[Figure contents as structured data]:
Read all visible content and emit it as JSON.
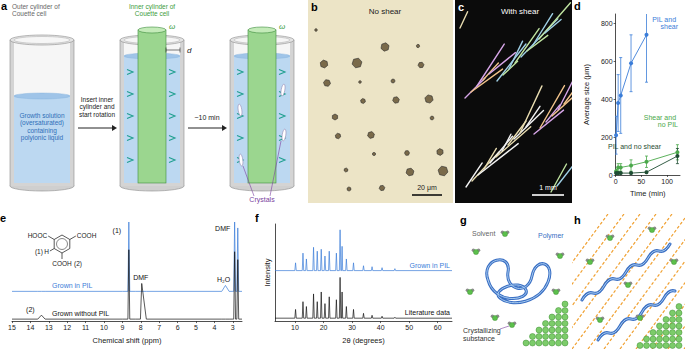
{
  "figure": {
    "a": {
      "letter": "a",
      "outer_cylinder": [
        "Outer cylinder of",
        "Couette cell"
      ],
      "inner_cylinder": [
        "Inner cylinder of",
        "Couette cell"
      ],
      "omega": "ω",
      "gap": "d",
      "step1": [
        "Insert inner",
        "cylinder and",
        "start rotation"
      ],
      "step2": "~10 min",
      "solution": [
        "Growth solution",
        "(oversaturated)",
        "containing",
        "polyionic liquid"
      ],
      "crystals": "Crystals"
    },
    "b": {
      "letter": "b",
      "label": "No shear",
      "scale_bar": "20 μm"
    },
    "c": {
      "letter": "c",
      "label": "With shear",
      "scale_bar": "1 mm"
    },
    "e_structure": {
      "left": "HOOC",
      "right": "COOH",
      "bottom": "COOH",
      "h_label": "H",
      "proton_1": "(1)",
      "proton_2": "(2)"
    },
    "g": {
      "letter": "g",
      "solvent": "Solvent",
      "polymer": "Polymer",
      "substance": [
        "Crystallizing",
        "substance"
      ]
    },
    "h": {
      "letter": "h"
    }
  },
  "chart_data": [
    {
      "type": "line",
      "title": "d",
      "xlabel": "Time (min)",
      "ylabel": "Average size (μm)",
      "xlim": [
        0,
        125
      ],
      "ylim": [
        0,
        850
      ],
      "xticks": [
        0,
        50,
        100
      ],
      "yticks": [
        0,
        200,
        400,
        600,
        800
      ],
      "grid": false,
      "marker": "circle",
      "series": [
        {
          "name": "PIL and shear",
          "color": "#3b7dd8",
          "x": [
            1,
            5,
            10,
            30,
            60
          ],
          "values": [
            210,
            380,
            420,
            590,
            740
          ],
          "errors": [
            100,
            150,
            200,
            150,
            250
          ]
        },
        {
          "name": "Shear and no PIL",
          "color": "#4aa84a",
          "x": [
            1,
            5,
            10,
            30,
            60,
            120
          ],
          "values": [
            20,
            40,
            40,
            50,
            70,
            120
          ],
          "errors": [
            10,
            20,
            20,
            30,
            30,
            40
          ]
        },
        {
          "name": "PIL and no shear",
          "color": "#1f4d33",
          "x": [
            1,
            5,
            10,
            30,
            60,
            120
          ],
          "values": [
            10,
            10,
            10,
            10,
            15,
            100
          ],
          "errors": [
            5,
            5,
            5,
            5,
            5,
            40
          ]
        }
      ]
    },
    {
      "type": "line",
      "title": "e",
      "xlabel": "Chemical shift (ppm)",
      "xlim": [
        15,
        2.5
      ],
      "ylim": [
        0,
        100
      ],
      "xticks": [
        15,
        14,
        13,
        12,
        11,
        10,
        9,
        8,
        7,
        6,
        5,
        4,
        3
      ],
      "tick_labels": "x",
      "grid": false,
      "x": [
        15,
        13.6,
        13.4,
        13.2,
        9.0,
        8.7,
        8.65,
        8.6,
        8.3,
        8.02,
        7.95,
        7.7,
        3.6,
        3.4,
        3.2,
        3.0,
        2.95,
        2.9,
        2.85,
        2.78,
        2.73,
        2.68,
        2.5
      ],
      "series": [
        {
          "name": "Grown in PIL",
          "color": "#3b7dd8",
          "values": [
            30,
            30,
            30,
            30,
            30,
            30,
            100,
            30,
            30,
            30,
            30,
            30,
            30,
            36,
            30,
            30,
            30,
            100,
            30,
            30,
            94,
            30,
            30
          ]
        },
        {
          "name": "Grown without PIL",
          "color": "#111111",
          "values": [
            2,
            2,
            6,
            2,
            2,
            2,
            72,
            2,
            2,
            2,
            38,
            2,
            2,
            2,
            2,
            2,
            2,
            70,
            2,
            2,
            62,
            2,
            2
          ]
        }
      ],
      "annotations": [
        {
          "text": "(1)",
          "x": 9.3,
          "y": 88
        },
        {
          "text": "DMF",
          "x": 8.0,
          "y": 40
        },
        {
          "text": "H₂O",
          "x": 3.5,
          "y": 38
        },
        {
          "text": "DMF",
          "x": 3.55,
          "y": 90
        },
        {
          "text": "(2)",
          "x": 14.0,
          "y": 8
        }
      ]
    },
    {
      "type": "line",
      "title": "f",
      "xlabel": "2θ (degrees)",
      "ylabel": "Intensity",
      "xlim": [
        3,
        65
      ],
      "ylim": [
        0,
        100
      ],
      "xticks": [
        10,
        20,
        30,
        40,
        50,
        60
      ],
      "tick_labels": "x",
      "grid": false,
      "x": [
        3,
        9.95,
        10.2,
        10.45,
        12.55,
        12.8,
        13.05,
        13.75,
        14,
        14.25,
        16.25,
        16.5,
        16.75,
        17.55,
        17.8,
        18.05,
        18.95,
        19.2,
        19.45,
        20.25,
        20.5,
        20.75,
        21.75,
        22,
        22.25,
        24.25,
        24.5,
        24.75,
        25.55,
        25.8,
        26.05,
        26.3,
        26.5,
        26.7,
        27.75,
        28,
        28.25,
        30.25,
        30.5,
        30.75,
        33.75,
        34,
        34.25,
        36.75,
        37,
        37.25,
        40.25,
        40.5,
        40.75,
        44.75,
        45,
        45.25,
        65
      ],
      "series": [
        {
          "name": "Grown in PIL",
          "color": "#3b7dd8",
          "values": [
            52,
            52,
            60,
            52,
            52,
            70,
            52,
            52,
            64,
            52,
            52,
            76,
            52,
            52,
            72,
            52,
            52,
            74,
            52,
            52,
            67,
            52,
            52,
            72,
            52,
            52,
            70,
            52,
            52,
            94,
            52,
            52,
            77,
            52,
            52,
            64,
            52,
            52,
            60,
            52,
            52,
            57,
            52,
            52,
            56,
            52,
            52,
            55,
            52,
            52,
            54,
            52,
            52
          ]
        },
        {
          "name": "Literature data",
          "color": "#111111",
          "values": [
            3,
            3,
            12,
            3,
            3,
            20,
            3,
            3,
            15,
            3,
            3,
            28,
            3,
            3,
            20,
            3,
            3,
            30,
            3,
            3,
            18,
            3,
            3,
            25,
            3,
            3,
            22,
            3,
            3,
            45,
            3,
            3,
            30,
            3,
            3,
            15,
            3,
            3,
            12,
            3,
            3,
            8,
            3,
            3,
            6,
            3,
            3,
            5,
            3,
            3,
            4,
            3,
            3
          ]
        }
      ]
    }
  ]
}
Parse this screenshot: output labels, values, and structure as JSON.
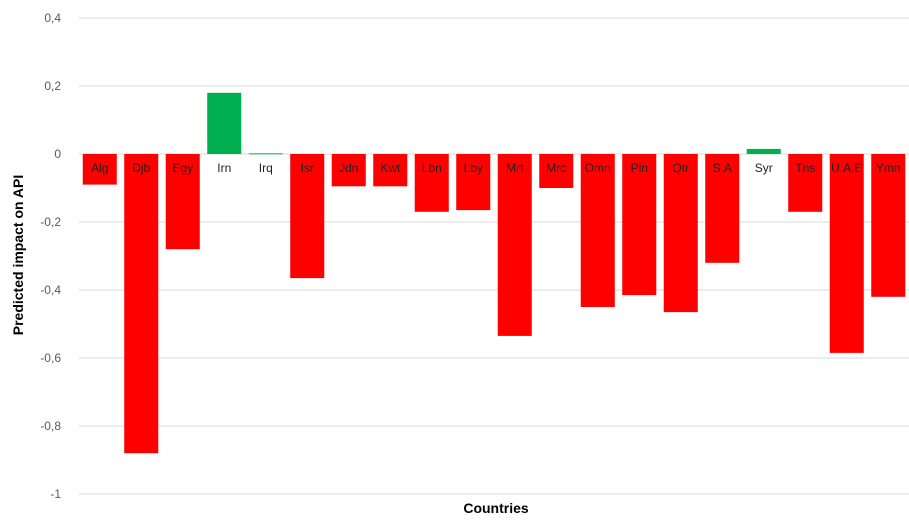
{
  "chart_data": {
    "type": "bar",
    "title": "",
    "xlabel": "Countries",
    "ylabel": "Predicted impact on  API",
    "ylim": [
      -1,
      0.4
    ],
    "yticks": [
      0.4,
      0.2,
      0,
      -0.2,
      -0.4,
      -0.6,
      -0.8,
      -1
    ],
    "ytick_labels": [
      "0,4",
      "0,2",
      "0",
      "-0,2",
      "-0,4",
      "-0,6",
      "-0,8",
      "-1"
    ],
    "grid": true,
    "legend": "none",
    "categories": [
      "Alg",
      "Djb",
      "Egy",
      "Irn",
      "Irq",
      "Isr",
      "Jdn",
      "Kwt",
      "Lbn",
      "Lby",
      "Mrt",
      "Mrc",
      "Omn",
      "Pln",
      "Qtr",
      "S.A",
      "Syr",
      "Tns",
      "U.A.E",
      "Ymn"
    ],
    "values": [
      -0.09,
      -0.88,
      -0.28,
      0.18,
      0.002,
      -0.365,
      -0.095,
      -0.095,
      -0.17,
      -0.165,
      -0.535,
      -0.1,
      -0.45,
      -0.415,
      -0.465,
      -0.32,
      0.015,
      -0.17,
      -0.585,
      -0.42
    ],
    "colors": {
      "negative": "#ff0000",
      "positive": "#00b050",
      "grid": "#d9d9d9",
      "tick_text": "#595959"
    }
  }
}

[TASK PROMPT]: Using the records above, output their complete text exactly, minus any images.

[RESULT OF THIS TASK]:
Read all visible content and emit it as JSON.
{
  "figure": {
    "a": {
      "letter": "a",
      "outer_cylinder": [
        "Outer cylinder of",
        "Couette cell"
      ],
      "inner_cylinder": [
        "Inner cylinder of",
        "Couette cell"
      ],
      "omega": "ω",
      "gap": "d",
      "step1": [
        "Insert inner",
        "cylinder and",
        "start rotation"
      ],
      "step2": "~10 min",
      "solution": [
        "Growth solution",
        "(oversaturated)",
        "containing",
        "polyionic liquid"
      ],
      "crystals": "Crystals"
    },
    "b": {
      "letter": "b",
      "label": "No shear",
      "scale_bar": "20 μm"
    },
    "c": {
      "letter": "c",
      "label": "With shear",
      "scale_bar": "1 mm"
    },
    "e_structure": {
      "left": "HOOC",
      "right": "COOH",
      "bottom": "COOH",
      "h_label": "H",
      "proton_1": "(1)",
      "proton_2": "(2)"
    },
    "g": {
      "letter": "g",
      "solvent": "Solvent",
      "polymer": "Polymer",
      "substance": [
        "Crystallizing",
        "substance"
      ]
    },
    "h": {
      "letter": "h"
    }
  },
  "chart_data": [
    {
      "type": "line",
      "title": "d",
      "xlabel": "Time (min)",
      "ylabel": "Average size (μm)",
      "xlim": [
        0,
        125
      ],
      "ylim": [
        0,
        850
      ],
      "xticks": [
        0,
        50,
        100
      ],
      "yticks": [
        0,
        200,
        400,
        600,
        800
      ],
      "grid": false,
      "marker": "circle",
      "series": [
        {
          "name": "PIL and shear",
          "color": "#3b7dd8",
          "x": [
            1,
            5,
            10,
            30,
            60
          ],
          "values": [
            210,
            380,
            420,
            590,
            740
          ],
          "errors": [
            100,
            150,
            200,
            150,
            250
          ]
        },
        {
          "name": "Shear and no PIL",
          "color": "#4aa84a",
          "x": [
            1,
            5,
            10,
            30,
            60,
            120
          ],
          "values": [
            20,
            40,
            40,
            50,
            70,
            120
          ],
          "errors": [
            10,
            20,
            20,
            30,
            30,
            40
          ]
        },
        {
          "name": "PIL and no shear",
          "color": "#1f4d33",
          "x": [
            1,
            5,
            10,
            30,
            60,
            120
          ],
          "values": [
            10,
            10,
            10,
            10,
            15,
            100
          ],
          "errors": [
            5,
            5,
            5,
            5,
            5,
            40
          ]
        }
      ]
    },
    {
      "type": "line",
      "title": "e",
      "xlabel": "Chemical shift (ppm)",
      "xlim": [
        15,
        2.5
      ],
      "ylim": [
        0,
        100
      ],
      "xticks": [
        15,
        14,
        13,
        12,
        11,
        10,
        9,
        8,
        7,
        6,
        5,
        4,
        3
      ],
      "tick_labels": "x",
      "grid": false,
      "x": [
        15,
        13.6,
        13.4,
        13.2,
        9.0,
        8.7,
        8.65,
        8.6,
        8.3,
        8.02,
        7.95,
        7.7,
        3.6,
        3.4,
        3.2,
        3.0,
        2.95,
        2.9,
        2.85,
        2.78,
        2.73,
        2.68,
        2.5
      ],
      "series": [
        {
          "name": "Grown in PIL",
          "color": "#3b7dd8",
          "values": [
            30,
            30,
            30,
            30,
            30,
            30,
            100,
            30,
            30,
            30,
            30,
            30,
            30,
            36,
            30,
            30,
            30,
            100,
            30,
            30,
            94,
            30,
            30
          ]
        },
        {
          "name": "Grown without PIL",
          "color": "#111111",
          "values": [
            2,
            2,
            6,
            2,
            2,
            2,
            72,
            2,
            2,
            2,
            38,
            2,
            2,
            2,
            2,
            2,
            2,
            70,
            2,
            2,
            62,
            2,
            2
          ]
        }
      ],
      "annotations": [
        {
          "text": "(1)",
          "x": 9.3,
          "y": 88
        },
        {
          "text": "DMF",
          "x": 8.0,
          "y": 40
        },
        {
          "text": "H₂O",
          "x": 3.5,
          "y": 38
        },
        {
          "text": "DMF",
          "x": 3.55,
          "y": 90
        },
        {
          "text": "(2)",
          "x": 14.0,
          "y": 8
        }
      ]
    },
    {
      "type": "line",
      "title": "f",
      "xlabel": "2θ (degrees)",
      "ylabel": "Intensity",
      "xlim": [
        3,
        65
      ],
      "ylim": [
        0,
        100
      ],
      "xticks": [
        10,
        20,
        30,
        40,
        50,
        60
      ],
      "tick_labels": "x",
      "grid": false,
      "x": [
        3,
        9.95,
        10.2,
        10.45,
        12.55,
        12.8,
        13.05,
        13.75,
        14,
        14.25,
        16.25,
        16.5,
        16.75,
        17.55,
        17.8,
        18.05,
        18.95,
        19.2,
        19.45,
        20.25,
        20.5,
        20.75,
        21.75,
        22,
        22.25,
        24.25,
        24.5,
        24.75,
        25.55,
        25.8,
        26.05,
        26.3,
        26.5,
        26.7,
        27.75,
        28,
        28.25,
        30.25,
        30.5,
        30.75,
        33.75,
        34,
        34.25,
        36.75,
        37,
        37.25,
        40.25,
        40.5,
        40.75,
        44.75,
        45,
        45.25,
        65
      ],
      "series": [
        {
          "name": "Grown in PIL",
          "color": "#3b7dd8",
          "values": [
            52,
            52,
            60,
            52,
            52,
            70,
            52,
            52,
            64,
            52,
            52,
            76,
            52,
            52,
            72,
            52,
            52,
            74,
            52,
            52,
            67,
            52,
            52,
            72,
            52,
            52,
            70,
            52,
            52,
            94,
            52,
            52,
            77,
            52,
            52,
            64,
            52,
            52,
            60,
            52,
            52,
            57,
            52,
            52,
            56,
            52,
            52,
            55,
            52,
            52,
            54,
            52,
            52
          ]
        },
        {
          "name": "Literature data",
          "color": "#111111",
          "values": [
            3,
            3,
            12,
            3,
            3,
            20,
            3,
            3,
            15,
            3,
            3,
            28,
            3,
            3,
            20,
            3,
            3,
            30,
            3,
            3,
            18,
            3,
            3,
            25,
            3,
            3,
            22,
            3,
            3,
            45,
            3,
            3,
            30,
            3,
            3,
            15,
            3,
            3,
            12,
            3,
            3,
            8,
            3,
            3,
            6,
            3,
            3,
            5,
            3,
            3,
            4,
            3,
            3
          ]
        }
      ]
    }
  ]
}
Parse this screenshot: output labels, values, and structure as JSON.
{
  "chart_data": {
    "type": "bar",
    "title": "",
    "xlabel": "Countries",
    "ylabel": "Predicted impact on  API",
    "ylim": [
      -1,
      0.4
    ],
    "yticks": [
      0.4,
      0.2,
      0,
      -0.2,
      -0.4,
      -0.6,
      -0.8,
      -1
    ],
    "ytick_labels": [
      "0,4",
      "0,2",
      "0",
      "-0,2",
      "-0,4",
      "-0,6",
      "-0,8",
      "-1"
    ],
    "grid": true,
    "legend": "none",
    "categories": [
      "Alg",
      "Djb",
      "Egy",
      "Irn",
      "Irq",
      "Isr",
      "Jdn",
      "Kwt",
      "Lbn",
      "Lby",
      "Mrt",
      "Mrc",
      "Omn",
      "Pln",
      "Qtr",
      "S.A",
      "Syr",
      "Tns",
      "U.A.E",
      "Ymn"
    ],
    "values": [
      -0.09,
      -0.88,
      -0.28,
      0.18,
      0.002,
      -0.365,
      -0.095,
      -0.095,
      -0.17,
      -0.165,
      -0.535,
      -0.1,
      -0.45,
      -0.415,
      -0.465,
      -0.32,
      0.015,
      -0.17,
      -0.585,
      -0.42
    ],
    "colors": {
      "negative": "#ff0000",
      "positive": "#00b050",
      "grid": "#d9d9d9",
      "tick_text": "#595959"
    }
  }
}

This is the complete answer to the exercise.